--- START OF Rows ---

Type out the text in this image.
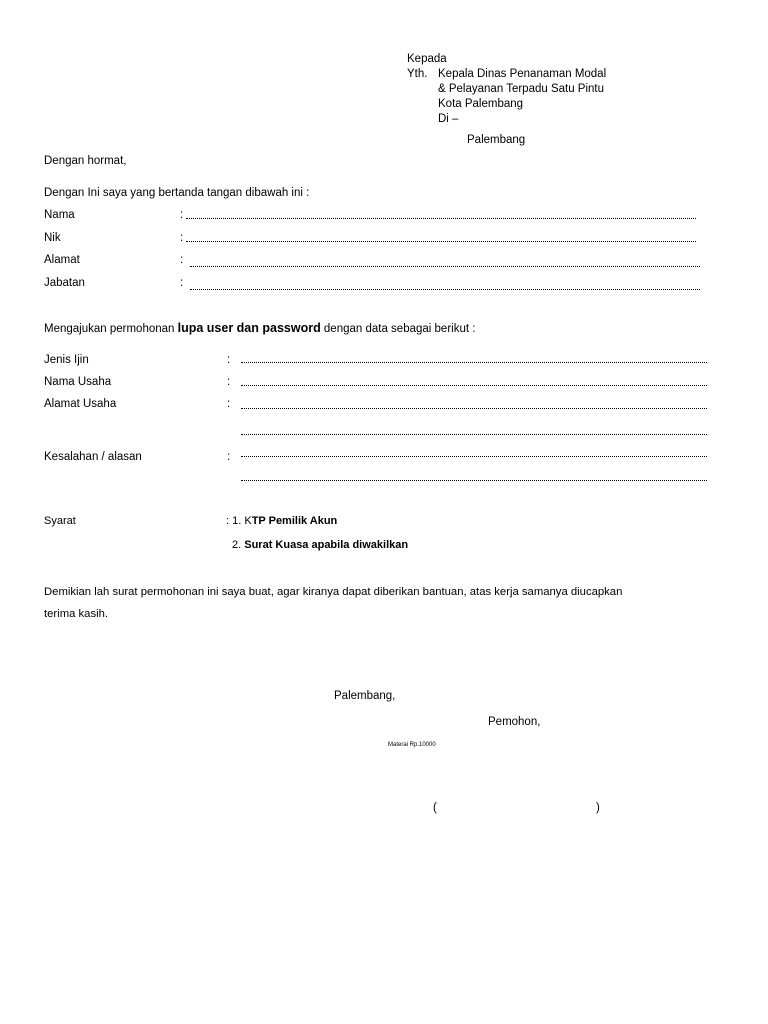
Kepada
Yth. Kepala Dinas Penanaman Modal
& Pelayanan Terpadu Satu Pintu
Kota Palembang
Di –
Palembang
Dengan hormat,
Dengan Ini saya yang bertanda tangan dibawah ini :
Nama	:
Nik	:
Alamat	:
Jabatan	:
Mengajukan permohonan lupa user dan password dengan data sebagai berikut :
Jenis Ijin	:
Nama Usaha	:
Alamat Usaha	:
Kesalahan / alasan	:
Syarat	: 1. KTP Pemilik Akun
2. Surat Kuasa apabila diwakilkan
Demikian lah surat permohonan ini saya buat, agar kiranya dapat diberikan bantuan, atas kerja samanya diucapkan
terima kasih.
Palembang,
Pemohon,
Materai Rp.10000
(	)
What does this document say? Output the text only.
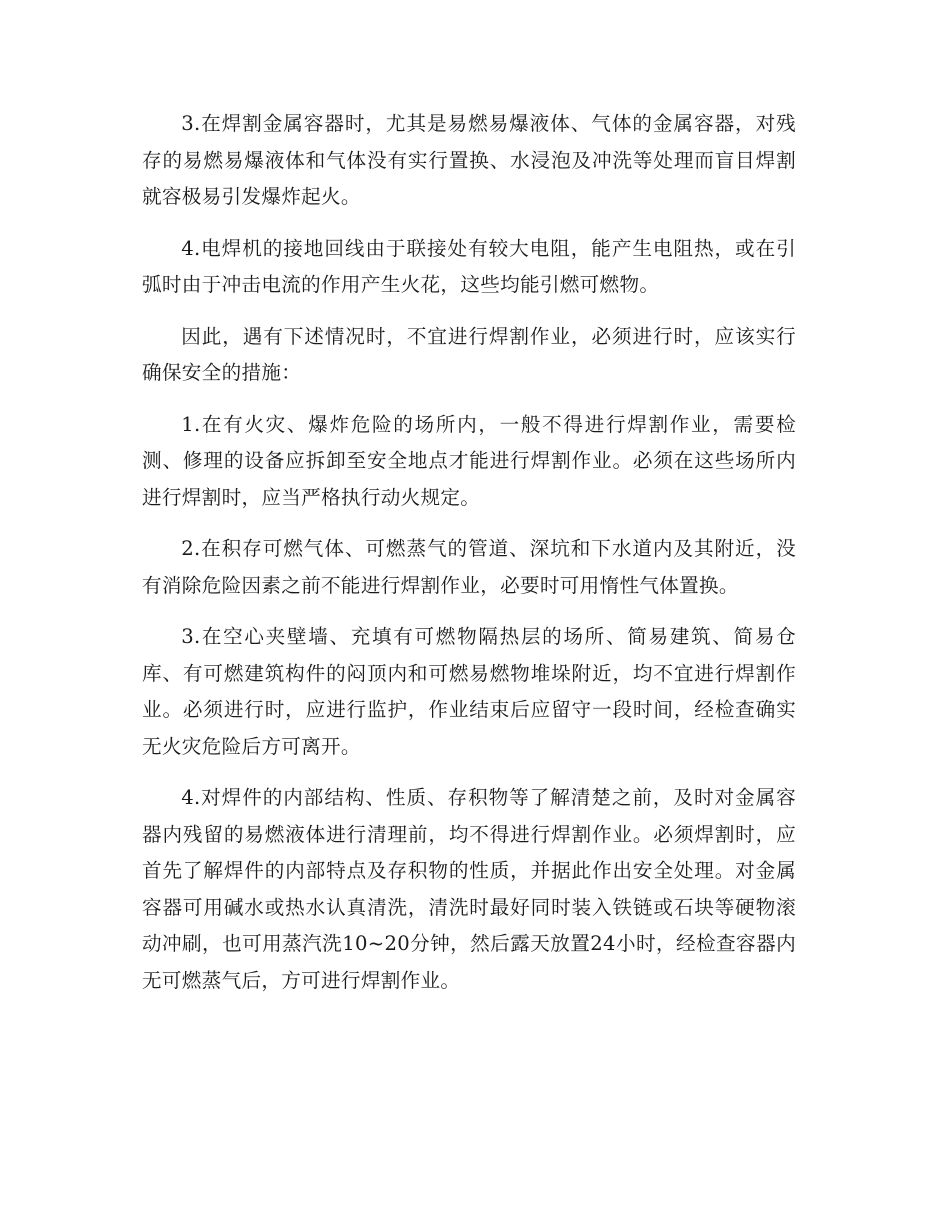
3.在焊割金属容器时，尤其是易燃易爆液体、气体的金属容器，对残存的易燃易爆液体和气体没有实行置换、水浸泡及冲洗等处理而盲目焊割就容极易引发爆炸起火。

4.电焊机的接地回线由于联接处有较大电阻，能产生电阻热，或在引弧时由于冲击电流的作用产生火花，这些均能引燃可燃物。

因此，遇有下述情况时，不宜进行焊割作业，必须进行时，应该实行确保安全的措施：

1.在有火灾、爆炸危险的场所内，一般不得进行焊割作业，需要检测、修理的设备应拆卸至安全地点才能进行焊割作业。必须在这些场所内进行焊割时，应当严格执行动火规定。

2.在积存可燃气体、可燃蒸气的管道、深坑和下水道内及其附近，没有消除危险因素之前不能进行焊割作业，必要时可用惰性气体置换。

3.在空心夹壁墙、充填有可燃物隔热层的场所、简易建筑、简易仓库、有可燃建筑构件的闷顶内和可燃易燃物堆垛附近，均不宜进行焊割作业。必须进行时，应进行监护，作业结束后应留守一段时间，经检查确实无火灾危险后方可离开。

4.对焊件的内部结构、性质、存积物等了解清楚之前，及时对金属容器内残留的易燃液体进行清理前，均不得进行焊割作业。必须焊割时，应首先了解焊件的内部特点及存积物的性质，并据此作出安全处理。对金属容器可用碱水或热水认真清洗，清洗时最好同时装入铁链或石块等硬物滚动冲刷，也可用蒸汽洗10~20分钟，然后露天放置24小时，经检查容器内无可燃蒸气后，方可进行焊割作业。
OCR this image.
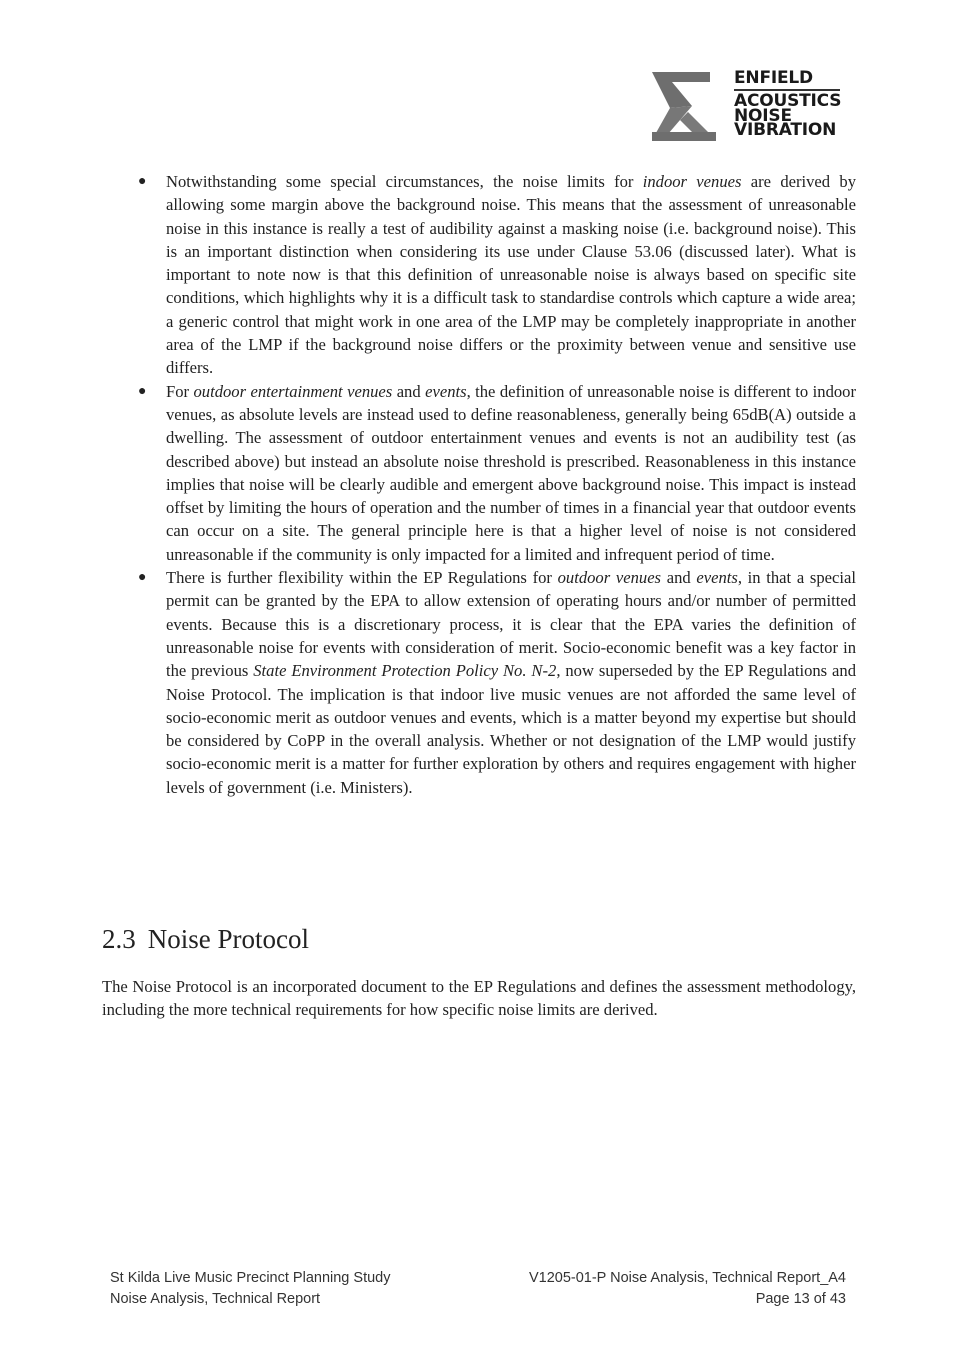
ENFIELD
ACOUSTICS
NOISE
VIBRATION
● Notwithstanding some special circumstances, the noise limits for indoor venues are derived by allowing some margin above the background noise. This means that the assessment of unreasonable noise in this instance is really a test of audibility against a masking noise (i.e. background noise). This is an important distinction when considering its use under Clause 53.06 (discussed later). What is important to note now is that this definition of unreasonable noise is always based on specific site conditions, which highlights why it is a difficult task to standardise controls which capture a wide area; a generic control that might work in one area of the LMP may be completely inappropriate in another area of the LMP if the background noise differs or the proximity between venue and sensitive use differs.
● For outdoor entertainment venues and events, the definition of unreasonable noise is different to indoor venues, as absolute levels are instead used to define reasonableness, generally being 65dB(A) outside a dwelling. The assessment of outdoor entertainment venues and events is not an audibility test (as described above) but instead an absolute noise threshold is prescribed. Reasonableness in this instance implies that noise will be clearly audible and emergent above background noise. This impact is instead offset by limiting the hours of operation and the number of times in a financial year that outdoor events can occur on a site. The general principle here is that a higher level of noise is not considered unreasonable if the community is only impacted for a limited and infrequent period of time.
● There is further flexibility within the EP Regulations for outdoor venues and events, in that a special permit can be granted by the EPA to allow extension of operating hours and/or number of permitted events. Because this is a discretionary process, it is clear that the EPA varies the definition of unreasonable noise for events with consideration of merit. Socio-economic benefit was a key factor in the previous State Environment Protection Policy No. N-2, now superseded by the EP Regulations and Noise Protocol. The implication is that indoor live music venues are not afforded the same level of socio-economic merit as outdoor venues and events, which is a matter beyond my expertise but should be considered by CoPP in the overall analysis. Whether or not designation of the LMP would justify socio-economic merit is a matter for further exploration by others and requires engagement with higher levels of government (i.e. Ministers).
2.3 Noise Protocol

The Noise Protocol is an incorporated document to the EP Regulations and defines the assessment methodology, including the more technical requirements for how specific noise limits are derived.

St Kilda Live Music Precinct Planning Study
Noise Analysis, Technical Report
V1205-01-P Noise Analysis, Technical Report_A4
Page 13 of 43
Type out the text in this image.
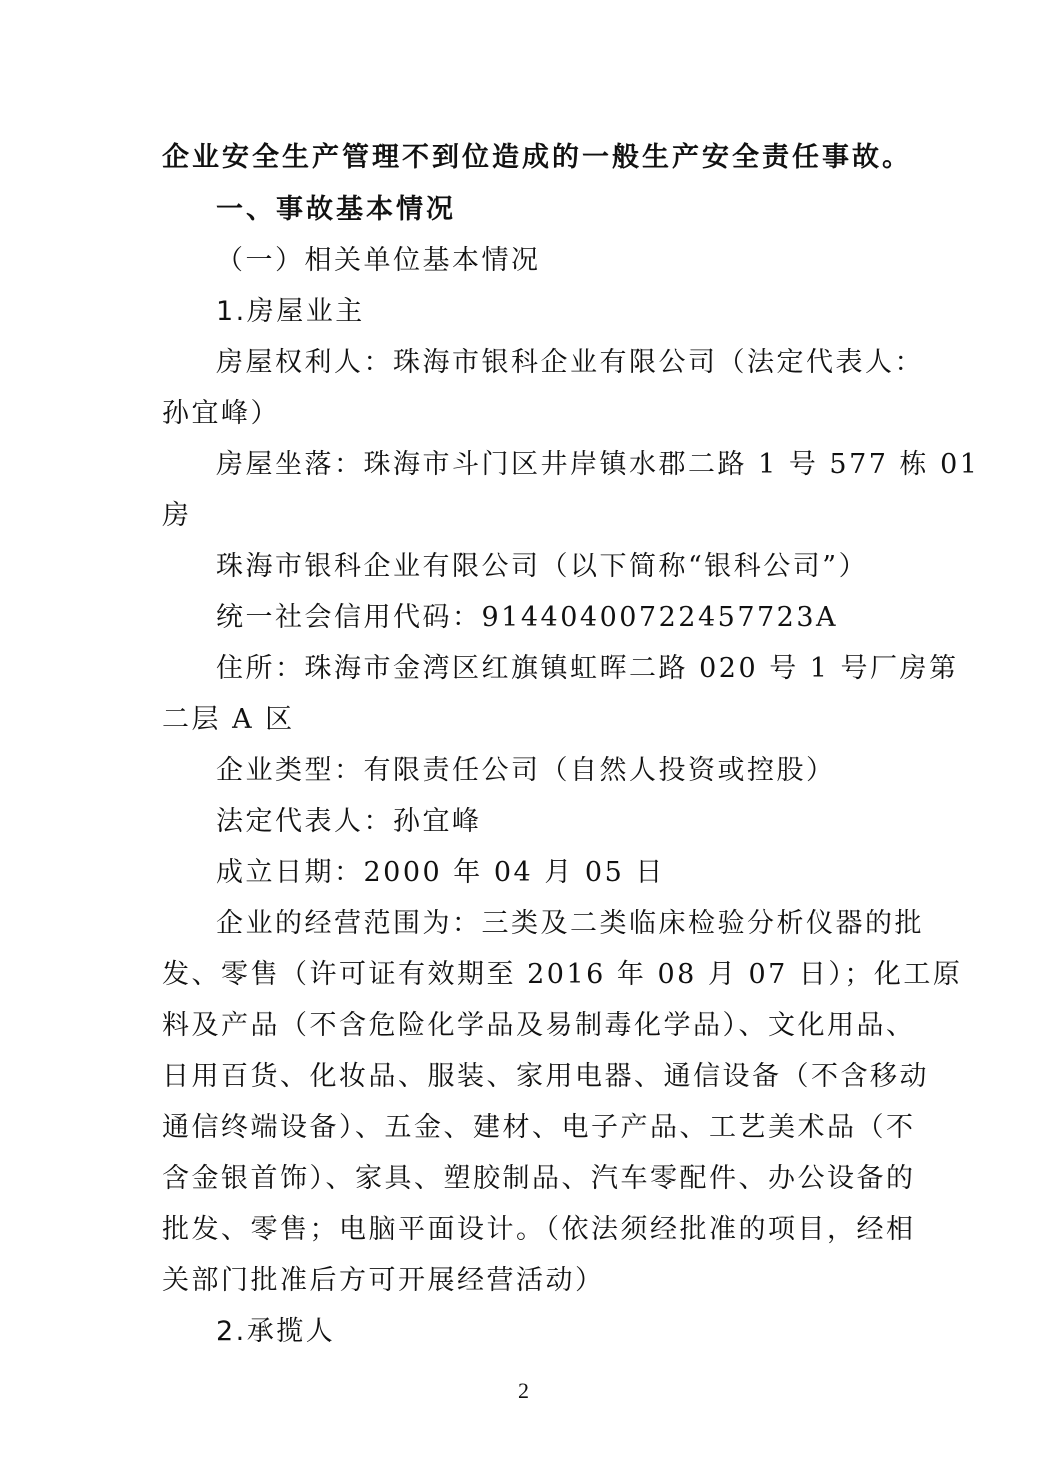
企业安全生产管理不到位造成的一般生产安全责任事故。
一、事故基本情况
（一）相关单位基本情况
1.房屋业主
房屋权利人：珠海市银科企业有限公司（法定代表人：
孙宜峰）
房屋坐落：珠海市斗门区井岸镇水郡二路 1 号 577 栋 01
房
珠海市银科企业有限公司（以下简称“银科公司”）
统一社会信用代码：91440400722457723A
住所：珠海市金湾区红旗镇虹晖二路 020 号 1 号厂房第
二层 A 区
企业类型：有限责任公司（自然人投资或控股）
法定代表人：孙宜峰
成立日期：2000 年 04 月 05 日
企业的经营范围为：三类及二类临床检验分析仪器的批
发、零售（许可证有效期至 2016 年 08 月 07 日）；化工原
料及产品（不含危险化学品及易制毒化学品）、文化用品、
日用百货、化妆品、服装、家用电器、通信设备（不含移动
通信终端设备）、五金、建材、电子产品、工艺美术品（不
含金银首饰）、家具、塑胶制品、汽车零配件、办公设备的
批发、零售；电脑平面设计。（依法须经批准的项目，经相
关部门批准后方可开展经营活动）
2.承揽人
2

--- END OF Rows ---

Exercise task>
Of the lines above, how many include the word "Palembang"? Reply with the number only.

Solution for this exercise>
3